§ **INFORMATION SHOWN**
------------------------------------------------------------------------

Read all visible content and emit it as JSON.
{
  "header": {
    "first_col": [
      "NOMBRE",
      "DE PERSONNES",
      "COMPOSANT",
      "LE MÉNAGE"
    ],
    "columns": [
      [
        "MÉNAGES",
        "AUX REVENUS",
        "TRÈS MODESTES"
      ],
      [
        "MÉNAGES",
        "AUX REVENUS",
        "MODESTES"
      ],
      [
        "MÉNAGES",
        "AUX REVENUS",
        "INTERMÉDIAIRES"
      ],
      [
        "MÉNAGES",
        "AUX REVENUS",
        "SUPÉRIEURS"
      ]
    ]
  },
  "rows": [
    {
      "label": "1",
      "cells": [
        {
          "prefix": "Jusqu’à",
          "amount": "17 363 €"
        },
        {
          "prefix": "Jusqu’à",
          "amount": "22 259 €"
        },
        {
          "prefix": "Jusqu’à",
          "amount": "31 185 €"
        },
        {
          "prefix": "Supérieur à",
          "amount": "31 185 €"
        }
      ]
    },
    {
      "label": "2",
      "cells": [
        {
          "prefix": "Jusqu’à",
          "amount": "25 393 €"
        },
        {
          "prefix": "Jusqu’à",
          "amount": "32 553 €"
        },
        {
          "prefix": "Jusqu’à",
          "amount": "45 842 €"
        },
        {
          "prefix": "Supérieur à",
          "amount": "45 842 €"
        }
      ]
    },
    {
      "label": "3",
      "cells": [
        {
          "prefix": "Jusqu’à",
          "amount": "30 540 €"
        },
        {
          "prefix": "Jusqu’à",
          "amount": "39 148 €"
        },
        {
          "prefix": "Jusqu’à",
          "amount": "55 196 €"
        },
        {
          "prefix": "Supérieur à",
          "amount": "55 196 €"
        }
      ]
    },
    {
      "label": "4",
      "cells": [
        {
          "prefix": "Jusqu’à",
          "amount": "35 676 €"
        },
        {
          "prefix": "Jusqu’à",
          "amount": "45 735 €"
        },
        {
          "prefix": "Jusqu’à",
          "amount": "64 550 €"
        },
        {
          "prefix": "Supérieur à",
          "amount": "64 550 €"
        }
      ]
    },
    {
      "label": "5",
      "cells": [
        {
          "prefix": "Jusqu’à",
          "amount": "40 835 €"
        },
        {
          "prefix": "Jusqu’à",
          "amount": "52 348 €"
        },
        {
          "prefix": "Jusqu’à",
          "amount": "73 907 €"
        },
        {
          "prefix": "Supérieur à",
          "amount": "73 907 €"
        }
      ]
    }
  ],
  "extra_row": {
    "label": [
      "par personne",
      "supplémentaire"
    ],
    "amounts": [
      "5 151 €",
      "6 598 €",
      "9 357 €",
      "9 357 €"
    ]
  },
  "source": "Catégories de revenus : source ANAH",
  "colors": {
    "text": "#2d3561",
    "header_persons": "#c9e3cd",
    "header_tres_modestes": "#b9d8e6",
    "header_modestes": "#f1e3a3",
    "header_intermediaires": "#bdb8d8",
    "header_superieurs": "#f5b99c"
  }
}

------------------------------------------------------------------------

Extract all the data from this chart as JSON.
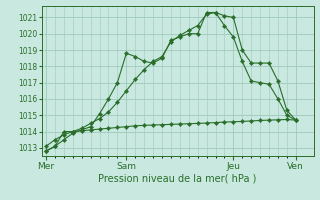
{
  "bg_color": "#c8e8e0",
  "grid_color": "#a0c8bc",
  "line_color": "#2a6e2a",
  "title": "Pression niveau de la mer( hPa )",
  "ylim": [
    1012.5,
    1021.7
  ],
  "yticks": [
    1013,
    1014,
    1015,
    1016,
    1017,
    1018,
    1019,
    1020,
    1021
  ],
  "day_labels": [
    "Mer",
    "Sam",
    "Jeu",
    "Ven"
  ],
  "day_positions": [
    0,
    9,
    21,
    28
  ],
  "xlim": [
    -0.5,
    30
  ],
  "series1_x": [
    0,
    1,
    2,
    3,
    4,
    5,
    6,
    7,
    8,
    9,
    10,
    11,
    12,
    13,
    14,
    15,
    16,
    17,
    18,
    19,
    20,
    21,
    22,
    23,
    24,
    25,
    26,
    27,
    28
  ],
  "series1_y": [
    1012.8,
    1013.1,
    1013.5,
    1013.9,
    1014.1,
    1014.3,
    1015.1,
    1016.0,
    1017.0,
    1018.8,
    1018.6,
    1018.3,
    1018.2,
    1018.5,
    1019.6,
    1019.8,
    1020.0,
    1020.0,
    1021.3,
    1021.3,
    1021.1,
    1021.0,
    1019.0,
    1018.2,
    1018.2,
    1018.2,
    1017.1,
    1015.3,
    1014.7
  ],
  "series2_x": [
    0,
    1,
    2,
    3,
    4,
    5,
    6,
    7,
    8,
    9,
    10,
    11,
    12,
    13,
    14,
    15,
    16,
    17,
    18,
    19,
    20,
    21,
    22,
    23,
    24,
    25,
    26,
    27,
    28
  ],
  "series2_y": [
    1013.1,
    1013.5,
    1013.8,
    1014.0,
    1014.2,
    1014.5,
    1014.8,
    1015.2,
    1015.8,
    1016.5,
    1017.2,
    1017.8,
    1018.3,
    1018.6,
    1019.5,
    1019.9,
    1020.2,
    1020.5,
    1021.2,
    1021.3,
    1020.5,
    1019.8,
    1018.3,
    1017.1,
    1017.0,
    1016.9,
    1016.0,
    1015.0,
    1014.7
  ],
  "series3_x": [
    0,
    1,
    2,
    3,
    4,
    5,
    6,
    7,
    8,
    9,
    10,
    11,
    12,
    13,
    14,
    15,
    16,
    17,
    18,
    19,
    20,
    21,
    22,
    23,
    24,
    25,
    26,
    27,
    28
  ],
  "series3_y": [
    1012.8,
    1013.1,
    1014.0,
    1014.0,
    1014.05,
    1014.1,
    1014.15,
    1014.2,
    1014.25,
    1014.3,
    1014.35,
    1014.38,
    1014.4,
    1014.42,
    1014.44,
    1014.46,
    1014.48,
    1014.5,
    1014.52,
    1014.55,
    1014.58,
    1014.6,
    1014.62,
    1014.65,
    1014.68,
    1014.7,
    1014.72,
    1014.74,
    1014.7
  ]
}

------------------------------------------------------------------------

§ **AIM**
Return each line in the records that holds the string "JSON".

§ **COMPLETED TASK**
Read all visible content and emit it as JSON.
Extract all the data from this chart as JSON.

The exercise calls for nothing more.